• What the task requires: Below are the records. List every line holding the word "this".

• Figure dataset records:
+ + + +

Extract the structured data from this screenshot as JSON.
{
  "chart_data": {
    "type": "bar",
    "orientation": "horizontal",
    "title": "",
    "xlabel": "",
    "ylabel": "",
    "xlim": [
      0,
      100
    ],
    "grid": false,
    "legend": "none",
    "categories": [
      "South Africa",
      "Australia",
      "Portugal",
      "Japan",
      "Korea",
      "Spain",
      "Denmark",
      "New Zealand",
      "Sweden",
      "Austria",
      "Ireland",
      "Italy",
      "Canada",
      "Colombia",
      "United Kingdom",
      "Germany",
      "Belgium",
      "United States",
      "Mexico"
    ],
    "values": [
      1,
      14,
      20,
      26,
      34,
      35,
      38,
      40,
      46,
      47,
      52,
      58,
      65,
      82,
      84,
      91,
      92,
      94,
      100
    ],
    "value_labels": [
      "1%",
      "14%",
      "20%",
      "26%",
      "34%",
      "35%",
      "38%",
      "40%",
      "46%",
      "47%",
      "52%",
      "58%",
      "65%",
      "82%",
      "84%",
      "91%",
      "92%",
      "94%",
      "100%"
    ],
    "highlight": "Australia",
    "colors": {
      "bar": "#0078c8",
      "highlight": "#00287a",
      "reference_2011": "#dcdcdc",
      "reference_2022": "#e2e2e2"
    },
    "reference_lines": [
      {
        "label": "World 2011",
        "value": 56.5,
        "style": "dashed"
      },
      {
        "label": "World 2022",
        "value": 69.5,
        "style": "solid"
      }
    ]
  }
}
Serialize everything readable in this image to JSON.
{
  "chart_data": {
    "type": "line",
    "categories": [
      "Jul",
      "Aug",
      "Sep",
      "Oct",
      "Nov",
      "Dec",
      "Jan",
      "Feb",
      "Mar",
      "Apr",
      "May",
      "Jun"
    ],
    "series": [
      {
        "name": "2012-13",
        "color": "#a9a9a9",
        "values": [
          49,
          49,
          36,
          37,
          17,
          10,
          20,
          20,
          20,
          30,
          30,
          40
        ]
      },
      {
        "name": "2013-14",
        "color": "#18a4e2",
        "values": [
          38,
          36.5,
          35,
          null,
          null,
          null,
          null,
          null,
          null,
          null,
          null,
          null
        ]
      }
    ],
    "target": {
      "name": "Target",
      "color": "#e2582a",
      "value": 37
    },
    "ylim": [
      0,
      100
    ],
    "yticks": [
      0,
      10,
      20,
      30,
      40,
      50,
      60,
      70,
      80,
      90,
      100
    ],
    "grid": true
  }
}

+ + + +

• Reply to the exercise:
Extract the structured data from this screenshot as JSON.
Serialize everything readable in this image to JSON.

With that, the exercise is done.